» **Given task**: Count every line in the data below where "name" occurs, then state that number and nothing more.

-- Begin --

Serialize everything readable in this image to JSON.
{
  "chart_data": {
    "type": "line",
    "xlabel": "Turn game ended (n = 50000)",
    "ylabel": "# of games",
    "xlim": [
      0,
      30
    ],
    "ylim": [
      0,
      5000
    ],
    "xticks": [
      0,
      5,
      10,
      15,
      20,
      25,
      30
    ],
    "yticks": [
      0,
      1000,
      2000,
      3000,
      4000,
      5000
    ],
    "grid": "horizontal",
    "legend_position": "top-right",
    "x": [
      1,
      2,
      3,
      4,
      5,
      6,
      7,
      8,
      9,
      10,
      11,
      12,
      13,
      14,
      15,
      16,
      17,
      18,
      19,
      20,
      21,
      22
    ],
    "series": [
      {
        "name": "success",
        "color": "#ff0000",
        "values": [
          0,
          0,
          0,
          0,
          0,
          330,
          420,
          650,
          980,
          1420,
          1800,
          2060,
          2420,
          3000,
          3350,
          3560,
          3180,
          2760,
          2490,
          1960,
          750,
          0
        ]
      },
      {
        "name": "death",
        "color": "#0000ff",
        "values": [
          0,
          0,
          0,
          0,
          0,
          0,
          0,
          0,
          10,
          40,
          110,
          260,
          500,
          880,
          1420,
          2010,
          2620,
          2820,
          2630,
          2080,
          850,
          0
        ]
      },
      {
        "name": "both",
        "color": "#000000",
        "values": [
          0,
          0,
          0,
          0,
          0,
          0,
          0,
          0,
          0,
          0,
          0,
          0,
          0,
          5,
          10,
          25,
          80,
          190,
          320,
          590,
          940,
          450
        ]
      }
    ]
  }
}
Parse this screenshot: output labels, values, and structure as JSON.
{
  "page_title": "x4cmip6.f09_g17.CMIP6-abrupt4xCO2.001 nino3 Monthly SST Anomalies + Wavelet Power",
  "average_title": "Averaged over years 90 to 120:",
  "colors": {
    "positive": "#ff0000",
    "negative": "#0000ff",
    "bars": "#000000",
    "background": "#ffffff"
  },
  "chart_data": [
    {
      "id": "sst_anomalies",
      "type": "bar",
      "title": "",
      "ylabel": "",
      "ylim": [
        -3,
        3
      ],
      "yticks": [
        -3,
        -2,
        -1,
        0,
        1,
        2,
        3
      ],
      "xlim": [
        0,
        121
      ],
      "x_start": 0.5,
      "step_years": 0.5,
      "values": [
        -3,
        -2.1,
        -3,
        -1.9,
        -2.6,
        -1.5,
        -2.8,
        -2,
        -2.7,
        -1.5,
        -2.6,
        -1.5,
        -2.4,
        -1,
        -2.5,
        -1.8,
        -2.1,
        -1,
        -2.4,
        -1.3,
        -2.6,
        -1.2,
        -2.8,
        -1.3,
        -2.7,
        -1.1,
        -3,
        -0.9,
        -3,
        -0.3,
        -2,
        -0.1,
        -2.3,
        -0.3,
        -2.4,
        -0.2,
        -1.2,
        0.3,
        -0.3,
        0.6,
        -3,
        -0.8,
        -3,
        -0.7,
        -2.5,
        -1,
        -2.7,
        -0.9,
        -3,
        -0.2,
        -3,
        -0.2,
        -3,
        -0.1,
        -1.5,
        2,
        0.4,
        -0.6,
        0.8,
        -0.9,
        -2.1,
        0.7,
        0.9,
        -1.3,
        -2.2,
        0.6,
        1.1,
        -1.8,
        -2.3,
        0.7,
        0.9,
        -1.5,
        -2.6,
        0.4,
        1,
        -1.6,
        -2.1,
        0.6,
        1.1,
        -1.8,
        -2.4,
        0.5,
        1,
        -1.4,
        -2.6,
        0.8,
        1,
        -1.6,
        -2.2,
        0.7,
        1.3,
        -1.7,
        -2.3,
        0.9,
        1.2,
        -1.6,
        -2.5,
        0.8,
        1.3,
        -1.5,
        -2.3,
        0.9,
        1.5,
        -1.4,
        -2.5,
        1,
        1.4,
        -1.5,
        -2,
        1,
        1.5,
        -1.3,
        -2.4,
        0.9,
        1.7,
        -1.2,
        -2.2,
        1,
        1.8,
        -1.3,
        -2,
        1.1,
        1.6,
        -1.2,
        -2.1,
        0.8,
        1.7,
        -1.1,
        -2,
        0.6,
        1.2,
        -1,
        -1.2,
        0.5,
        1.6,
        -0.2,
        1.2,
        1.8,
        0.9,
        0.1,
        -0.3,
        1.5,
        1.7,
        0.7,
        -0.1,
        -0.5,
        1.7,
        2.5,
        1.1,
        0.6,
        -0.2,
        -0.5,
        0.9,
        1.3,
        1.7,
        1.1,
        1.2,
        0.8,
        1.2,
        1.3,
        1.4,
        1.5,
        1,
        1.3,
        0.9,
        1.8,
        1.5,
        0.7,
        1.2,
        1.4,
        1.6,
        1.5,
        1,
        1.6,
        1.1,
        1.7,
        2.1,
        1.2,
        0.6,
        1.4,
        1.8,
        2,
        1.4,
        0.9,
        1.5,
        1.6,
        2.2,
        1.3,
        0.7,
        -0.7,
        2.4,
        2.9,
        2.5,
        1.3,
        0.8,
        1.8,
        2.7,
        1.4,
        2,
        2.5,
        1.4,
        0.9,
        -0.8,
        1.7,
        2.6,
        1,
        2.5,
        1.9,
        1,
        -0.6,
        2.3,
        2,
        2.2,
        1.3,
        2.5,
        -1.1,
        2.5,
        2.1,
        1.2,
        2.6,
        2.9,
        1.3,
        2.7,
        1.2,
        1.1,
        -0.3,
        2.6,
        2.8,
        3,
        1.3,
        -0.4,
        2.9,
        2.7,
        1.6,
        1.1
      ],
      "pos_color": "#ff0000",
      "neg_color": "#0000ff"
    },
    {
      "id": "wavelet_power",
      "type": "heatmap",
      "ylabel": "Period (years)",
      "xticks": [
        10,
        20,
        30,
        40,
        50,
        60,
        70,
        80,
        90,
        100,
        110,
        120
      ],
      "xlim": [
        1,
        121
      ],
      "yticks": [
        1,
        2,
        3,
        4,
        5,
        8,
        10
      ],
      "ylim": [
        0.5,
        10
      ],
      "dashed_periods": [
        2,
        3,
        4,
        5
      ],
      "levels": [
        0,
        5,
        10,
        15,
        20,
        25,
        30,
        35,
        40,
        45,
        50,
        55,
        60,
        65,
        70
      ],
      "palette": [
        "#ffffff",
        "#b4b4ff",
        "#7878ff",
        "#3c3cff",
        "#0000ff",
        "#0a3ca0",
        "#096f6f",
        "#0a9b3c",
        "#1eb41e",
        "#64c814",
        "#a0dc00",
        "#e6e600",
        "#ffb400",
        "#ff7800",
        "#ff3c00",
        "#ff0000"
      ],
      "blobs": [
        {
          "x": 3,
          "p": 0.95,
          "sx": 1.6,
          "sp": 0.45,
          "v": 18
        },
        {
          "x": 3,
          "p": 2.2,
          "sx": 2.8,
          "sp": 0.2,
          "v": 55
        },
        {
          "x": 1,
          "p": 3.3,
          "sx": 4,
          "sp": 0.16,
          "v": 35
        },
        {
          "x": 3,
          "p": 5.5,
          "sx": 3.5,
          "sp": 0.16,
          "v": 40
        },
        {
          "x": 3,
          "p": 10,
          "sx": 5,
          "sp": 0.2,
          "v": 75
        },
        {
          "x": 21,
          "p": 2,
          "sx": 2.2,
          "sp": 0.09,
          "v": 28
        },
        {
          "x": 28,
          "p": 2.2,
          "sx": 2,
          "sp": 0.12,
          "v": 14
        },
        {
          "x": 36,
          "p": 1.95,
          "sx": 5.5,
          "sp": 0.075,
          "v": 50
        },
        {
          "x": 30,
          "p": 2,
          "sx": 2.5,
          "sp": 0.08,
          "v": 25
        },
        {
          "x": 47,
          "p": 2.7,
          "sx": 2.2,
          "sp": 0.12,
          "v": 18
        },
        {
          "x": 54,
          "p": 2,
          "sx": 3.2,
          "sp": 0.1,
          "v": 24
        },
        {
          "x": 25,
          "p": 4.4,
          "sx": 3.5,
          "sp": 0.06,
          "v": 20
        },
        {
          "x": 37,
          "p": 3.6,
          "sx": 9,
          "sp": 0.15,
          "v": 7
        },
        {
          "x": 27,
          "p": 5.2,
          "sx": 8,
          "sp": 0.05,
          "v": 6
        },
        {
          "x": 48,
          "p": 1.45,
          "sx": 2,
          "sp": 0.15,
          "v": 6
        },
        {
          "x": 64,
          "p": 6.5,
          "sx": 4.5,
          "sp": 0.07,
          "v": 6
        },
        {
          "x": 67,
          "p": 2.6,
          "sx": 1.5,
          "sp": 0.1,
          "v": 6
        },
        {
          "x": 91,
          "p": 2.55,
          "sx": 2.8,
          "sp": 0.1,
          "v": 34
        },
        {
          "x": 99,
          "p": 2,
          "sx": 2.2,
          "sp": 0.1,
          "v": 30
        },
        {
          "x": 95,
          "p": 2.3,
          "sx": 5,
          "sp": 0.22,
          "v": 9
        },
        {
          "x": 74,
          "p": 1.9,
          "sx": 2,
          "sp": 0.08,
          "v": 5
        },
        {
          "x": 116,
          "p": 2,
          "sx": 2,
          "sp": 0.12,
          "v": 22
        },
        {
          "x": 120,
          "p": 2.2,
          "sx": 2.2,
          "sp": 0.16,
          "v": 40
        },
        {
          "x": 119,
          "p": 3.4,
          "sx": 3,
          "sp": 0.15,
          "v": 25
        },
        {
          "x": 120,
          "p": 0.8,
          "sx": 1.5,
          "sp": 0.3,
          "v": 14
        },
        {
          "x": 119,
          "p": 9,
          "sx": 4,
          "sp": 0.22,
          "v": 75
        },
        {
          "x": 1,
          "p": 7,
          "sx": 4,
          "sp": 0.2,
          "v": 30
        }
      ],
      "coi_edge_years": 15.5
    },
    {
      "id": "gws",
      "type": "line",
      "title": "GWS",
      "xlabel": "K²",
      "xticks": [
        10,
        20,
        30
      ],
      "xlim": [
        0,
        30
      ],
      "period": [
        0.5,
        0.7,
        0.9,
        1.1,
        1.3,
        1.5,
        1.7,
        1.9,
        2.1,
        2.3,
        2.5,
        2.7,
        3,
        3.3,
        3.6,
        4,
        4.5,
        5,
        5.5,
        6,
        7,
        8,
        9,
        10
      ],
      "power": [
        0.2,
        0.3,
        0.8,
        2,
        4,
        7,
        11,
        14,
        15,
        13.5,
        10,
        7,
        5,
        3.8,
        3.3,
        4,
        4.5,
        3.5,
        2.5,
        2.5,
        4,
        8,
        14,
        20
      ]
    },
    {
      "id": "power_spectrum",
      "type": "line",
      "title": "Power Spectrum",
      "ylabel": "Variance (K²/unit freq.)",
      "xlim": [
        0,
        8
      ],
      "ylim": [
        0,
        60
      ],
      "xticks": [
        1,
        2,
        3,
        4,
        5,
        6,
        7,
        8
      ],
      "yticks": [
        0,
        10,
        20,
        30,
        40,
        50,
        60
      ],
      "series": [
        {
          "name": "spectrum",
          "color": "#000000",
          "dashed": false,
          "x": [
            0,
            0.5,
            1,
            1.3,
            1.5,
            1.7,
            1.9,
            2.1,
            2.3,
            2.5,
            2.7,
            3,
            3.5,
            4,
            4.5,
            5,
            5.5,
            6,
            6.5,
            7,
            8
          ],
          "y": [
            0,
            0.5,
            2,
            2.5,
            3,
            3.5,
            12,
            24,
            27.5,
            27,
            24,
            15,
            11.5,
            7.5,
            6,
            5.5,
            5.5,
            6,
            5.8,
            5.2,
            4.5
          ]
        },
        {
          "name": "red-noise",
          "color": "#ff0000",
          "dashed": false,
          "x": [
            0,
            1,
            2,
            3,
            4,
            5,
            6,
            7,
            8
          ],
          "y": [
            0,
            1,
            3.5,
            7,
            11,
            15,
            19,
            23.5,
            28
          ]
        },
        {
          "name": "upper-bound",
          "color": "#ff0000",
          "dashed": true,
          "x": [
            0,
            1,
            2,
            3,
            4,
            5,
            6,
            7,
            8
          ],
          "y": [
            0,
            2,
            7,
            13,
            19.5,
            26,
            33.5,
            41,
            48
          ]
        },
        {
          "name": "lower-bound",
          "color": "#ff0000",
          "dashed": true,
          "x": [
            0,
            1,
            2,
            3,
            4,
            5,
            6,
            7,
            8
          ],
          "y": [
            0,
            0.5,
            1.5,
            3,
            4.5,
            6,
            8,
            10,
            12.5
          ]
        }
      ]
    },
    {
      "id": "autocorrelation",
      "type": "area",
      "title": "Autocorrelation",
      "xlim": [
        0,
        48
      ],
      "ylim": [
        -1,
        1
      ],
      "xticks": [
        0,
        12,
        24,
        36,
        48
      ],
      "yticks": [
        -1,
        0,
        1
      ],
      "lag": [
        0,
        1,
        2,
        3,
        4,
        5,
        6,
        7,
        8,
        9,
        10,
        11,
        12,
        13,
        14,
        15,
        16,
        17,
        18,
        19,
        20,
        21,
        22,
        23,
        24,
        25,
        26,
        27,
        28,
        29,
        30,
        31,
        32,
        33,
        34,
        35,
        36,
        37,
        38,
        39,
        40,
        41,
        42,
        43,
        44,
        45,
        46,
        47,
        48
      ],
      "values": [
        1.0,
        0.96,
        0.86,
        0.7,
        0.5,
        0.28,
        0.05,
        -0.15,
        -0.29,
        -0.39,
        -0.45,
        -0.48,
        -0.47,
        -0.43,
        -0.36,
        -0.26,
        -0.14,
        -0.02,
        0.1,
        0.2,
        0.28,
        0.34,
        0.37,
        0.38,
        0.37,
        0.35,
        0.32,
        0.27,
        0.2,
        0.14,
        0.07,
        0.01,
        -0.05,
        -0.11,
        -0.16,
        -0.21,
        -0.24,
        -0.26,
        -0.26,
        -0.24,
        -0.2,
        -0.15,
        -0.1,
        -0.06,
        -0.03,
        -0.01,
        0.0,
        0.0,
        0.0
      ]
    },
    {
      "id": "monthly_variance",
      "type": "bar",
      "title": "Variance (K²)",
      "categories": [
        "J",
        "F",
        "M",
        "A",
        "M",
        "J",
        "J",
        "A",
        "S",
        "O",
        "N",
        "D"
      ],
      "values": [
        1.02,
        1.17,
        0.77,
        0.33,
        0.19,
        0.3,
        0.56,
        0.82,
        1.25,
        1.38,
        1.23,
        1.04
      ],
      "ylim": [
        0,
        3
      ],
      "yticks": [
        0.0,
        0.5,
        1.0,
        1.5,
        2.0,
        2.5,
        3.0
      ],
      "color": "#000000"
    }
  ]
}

-- End --

» **Reply to the exercise**: 7